[Start]

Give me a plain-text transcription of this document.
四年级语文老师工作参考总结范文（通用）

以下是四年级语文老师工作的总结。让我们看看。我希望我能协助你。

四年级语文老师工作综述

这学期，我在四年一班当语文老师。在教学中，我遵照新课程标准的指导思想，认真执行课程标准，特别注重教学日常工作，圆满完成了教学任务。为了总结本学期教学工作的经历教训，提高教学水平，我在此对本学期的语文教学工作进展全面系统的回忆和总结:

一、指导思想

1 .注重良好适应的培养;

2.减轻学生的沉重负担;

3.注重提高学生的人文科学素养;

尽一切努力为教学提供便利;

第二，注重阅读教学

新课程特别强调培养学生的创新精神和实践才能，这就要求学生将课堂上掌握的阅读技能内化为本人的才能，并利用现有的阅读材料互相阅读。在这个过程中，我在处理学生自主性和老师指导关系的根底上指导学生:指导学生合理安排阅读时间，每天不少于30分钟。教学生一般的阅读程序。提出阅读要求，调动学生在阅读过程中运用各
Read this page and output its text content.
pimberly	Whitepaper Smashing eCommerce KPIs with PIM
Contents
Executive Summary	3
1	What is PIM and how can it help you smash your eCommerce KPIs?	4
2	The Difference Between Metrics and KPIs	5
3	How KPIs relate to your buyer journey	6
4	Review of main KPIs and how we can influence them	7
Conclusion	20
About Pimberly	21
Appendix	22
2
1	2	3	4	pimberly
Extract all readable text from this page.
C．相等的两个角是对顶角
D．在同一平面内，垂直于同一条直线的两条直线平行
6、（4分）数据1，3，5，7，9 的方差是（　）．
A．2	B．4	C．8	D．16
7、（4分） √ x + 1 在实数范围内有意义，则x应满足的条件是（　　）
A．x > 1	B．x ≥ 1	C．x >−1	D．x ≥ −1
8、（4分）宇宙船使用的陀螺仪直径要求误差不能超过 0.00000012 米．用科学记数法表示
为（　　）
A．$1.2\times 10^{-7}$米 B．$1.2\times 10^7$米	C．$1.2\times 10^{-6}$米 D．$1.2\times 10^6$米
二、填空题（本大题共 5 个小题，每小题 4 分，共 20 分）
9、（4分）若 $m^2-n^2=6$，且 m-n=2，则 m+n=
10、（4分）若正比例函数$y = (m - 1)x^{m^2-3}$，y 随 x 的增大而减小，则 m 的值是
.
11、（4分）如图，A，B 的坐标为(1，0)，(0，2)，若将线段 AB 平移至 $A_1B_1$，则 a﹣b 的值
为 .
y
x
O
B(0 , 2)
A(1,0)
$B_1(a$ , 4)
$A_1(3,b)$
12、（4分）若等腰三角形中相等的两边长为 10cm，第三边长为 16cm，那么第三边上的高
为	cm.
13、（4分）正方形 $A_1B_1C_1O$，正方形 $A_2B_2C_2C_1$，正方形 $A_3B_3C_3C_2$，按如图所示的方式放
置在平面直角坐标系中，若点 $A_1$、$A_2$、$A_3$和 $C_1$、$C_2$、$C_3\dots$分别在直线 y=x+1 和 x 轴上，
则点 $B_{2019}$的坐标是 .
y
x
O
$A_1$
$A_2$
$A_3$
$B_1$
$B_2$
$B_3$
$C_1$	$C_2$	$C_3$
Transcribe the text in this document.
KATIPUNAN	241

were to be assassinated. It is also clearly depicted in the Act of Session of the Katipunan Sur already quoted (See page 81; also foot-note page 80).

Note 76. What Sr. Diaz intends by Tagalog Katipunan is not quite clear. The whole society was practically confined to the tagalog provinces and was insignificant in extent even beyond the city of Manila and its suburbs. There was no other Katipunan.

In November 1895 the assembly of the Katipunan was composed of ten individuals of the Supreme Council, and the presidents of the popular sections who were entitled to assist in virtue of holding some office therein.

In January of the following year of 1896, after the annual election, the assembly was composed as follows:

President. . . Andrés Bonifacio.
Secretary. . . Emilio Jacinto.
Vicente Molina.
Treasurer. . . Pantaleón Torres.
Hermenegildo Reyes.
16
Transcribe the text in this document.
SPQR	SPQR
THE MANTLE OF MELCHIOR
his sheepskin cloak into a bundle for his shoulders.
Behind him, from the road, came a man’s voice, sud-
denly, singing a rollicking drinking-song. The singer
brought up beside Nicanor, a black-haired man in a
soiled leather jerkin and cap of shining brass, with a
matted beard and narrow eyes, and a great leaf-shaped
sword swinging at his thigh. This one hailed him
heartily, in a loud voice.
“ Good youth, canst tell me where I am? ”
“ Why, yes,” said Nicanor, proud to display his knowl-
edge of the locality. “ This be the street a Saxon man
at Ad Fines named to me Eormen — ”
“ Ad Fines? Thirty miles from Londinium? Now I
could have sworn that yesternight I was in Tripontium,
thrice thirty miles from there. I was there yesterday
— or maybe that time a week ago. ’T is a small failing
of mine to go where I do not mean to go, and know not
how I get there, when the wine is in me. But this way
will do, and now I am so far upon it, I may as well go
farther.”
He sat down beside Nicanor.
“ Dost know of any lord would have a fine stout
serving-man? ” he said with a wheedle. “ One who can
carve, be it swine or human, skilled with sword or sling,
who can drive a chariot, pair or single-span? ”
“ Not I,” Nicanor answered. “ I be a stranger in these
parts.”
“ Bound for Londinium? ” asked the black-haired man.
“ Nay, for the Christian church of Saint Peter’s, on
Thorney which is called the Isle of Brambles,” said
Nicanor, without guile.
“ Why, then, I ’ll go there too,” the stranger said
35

[End]

Work to do: Output all preceding records character for character.

Answer to this task:
Give me a plain-text transcription of this document.
四年级语文老师工作参考总结范文（通用）

以下是四年级语文老师工作的总结。让我们看看。我希望我能协助你。

四年级语文老师工作综述

这学期，我在四年一班当语文老师。在教学中，我遵照新课程标准的指导思想，认真执行课程标准，特别注重教学日常工作，圆满完成了教学任务。为了总结本学期教学工作的经历教训，提高教学水平，我在此对本学期的语文教学工作进展全面系统的回忆和总结:

一、指导思想

1 .注重良好适应的培养;

2.减轻学生的沉重负担;

3.注重提高学生的人文科学素养;

尽一切努力为教学提供便利;

第二，注重阅读教学

新课程特别强调培养学生的创新精神和实践才能，这就要求学生将课堂上掌握的阅读技能内化为本人的才能，并利用现有的阅读材料互相阅读。在这个过程中，我在处理学生自主性和老师指导关系的根底上指导学生:指导学生合理安排阅读时间，每天不少于30分钟。教学生一般的阅读程序。提出阅读要求，调动学生在阅读过程中运用各
Read this page and output its text content.
pimberly	Whitepaper Smashing eCommerce KPIs with PIM
Contents
Executive Summary	3
1	What is PIM and how can it help you smash your eCommerce KPIs?	4
2	The Difference Between Metrics and KPIs	5
3	How KPIs relate to your buyer journey	6
4	Review of main KPIs and how we can influence them	7
Conclusion	20
About Pimberly	21
Appendix	22
2
1	2	3	4	pimberly
Extract all readable text from this page.
C．相等的两个角是对顶角
D．在同一平面内，垂直于同一条直线的两条直线平行
6、（4分）数据1，3，5，7，9 的方差是（　）．
A．2	B．4	C．8	D．16
7、（4分） √ x + 1 在实数范围内有意义，则x应满足的条件是（　　）
A．x > 1	B．x ≥ 1	C．x >−1	D．x ≥ −1
8、（4分）宇宙船使用的陀螺仪直径要求误差不能超过 0.00000012 米．用科学记数法表示
为（　　）
A．$1.2\times 10^{-7}$米 B．$1.2\times 10^7$米	C．$1.2\times 10^{-6}$米 D．$1.2\times 10^6$米
二、填空题（本大题共 5 个小题，每小题 4 分，共 20 分）
9、（4分）若 $m^2-n^2=6$，且 m-n=2，则 m+n=
10、（4分）若正比例函数$y = (m - 1)x^{m^2-3}$，y 随 x 的增大而减小，则 m 的值是
.
11、（4分）如图，A，B 的坐标为(1，0)，(0，2)，若将线段 AB 平移至 $A_1B_1$，则 a﹣b 的值
为 .
y
x
O
B(0 , 2)
A(1,0)
$B_1(a$ , 4)
$A_1(3,b)$
12、（4分）若等腰三角形中相等的两边长为 10cm，第三边长为 16cm，那么第三边上的高
为	cm.
13、（4分）正方形 $A_1B_1C_1O$，正方形 $A_2B_2C_2C_1$，正方形 $A_3B_3C_3C_2$，按如图所示的方式放
置在平面直角坐标系中，若点 $A_1$、$A_2$、$A_3$和 $C_1$、$C_2$、$C_3\dots$分别在直线 y=x+1 和 x 轴上，
则点 $B_{2019}$的坐标是 .
y
x
O
$A_1$
$A_2$
$A_3$
$B_1$
$B_2$
$B_3$
$C_1$	$C_2$	$C_3$
Transcribe the text in this document.
KATIPUNAN	241

were to be assassinated. It is also clearly depicted in the Act of Session of the Katipunan Sur already quoted (See page 81; also foot-note page 80).

Note 76. What Sr. Diaz intends by Tagalog Katipunan is not quite clear. The whole society was practically confined to the tagalog provinces and was insignificant in extent even beyond the city of Manila and its suburbs. There was no other Katipunan.

In November 1895 the assembly of the Katipunan was composed of ten individuals of the Supreme Council, and the presidents of the popular sections who were entitled to assist in virtue of holding some office therein.

In January of the following year of 1896, after the annual election, the assembly was composed as follows:

President. . . Andrés Bonifacio.
Secretary. . . Emilio Jacinto.
Vicente Molina.
Treasurer. . . Pantaleón Torres.
Hermenegildo Reyes.
16
Transcribe the text in this document.
SPQR	SPQR
THE MANTLE OF MELCHIOR
his sheepskin cloak into a bundle for his shoulders.
Behind him, from the road, came a man’s voice, sud-
denly, singing a rollicking drinking-song. The singer
brought up beside Nicanor, a black-haired man in a
soiled leather jerkin and cap of shining brass, with a
matted beard and narrow eyes, and a great leaf-shaped
sword swinging at his thigh. This one hailed him
heartily, in a loud voice.
“ Good youth, canst tell me where I am? ”
“ Why, yes,” said Nicanor, proud to display his knowl-
edge of the locality. “ This be the street a Saxon man
at Ad Fines named to me Eormen — ”
“ Ad Fines? Thirty miles from Londinium? Now I
could have sworn that yesternight I was in Tripontium,
thrice thirty miles from there. I was there yesterday
— or maybe that time a week ago. ’T is a small failing
of mine to go where I do not mean to go, and know not
how I get there, when the wine is in me. But this way
will do, and now I am so far upon it, I may as well go
farther.”
He sat down beside Nicanor.
“ Dost know of any lord would have a fine stout
serving-man? ” he said with a wheedle. “ One who can
carve, be it swine or human, skilled with sword or sling,
who can drive a chariot, pair or single-span? ”
“ Not I,” Nicanor answered. “ I be a stranger in these
parts.”
“ Bound for Londinium? ” asked the black-haired man.
“ Nay, for the Christian church of Saint Peter’s, on
Thorney which is called the Isle of Brambles,” said
Nicanor, without guile.
“ Why, then, I ’ll go there too,” the stranger said
35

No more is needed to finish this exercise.